Work to be completed
Return all the entries exactly, keeping pictures out.

Entries provided

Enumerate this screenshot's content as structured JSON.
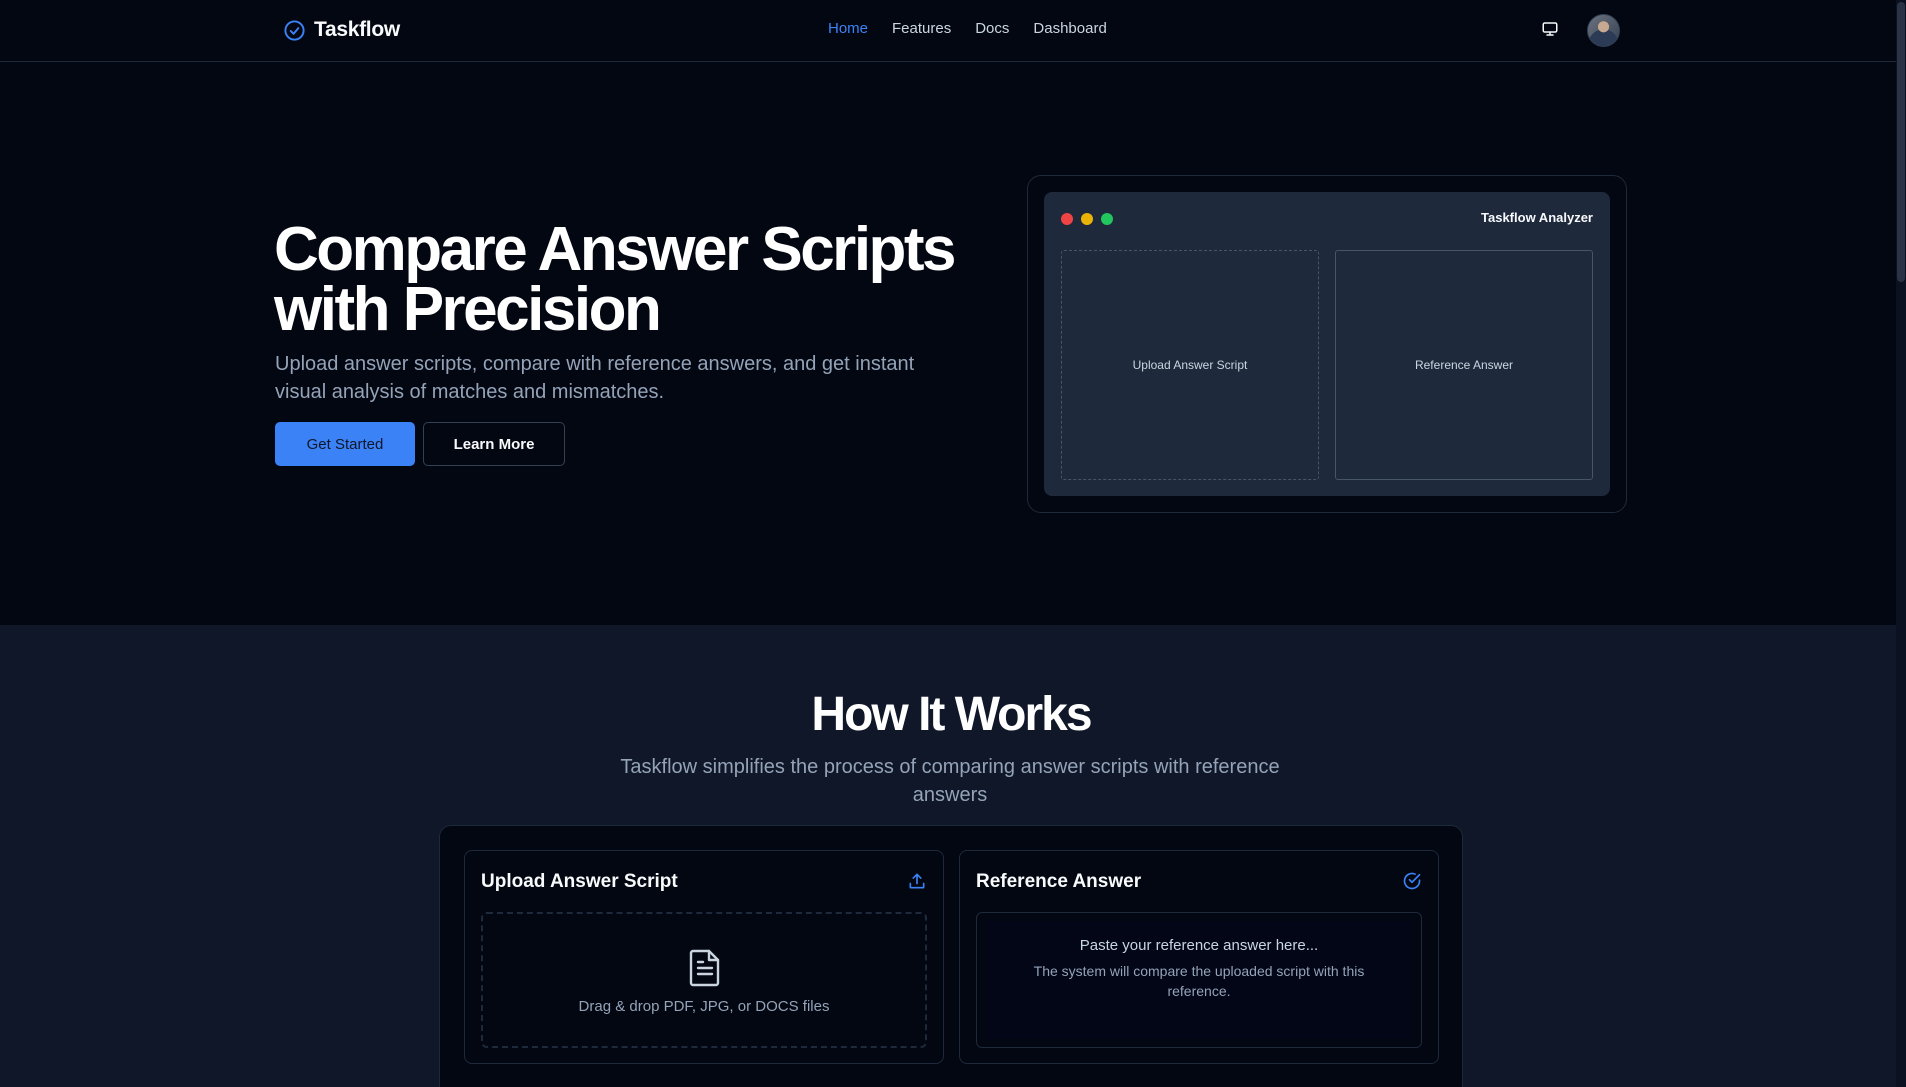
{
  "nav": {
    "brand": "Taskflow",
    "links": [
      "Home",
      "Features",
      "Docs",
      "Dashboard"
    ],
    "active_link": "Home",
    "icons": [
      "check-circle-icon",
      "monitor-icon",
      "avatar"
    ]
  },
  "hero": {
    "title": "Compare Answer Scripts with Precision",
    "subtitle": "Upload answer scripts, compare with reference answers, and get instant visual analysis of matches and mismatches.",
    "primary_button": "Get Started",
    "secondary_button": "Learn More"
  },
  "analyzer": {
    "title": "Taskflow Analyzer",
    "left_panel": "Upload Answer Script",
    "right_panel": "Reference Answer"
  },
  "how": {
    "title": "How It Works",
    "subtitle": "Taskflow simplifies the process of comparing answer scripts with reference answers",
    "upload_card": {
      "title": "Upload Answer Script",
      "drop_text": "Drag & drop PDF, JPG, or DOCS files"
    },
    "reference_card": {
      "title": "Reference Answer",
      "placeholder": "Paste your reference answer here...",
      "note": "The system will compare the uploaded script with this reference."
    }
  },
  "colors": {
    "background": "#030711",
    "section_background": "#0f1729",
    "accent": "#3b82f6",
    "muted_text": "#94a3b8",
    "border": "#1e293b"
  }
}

Written solution
Enumerate this screenshot's content as structured JSON.
{
  "nav": {
    "brand": "Taskflow",
    "links": [
      "Home",
      "Features",
      "Docs",
      "Dashboard"
    ],
    "active_link": "Home",
    "icons": [
      "check-circle-icon",
      "monitor-icon",
      "avatar"
    ]
  },
  "hero": {
    "title": "Compare Answer Scripts with Precision",
    "subtitle": "Upload answer scripts, compare with reference answers, and get instant visual analysis of matches and mismatches.",
    "primary_button": "Get Started",
    "secondary_button": "Learn More"
  },
  "analyzer": {
    "title": "Taskflow Analyzer",
    "left_panel": "Upload Answer Script",
    "right_panel": "Reference Answer"
  },
  "how": {
    "title": "How It Works",
    "subtitle": "Taskflow simplifies the process of comparing answer scripts with reference answers",
    "upload_card": {
      "title": "Upload Answer Script",
      "drop_text": "Drag & drop PDF, JPG, or DOCS files"
    },
    "reference_card": {
      "title": "Reference Answer",
      "placeholder": "Paste your reference answer here...",
      "note": "The system will compare the uploaded script with this reference."
    }
  },
  "colors": {
    "background": "#030711",
    "section_background": "#0f1729",
    "accent": "#3b82f6",
    "muted_text": "#94a3b8",
    "border": "#1e293b"
  }
}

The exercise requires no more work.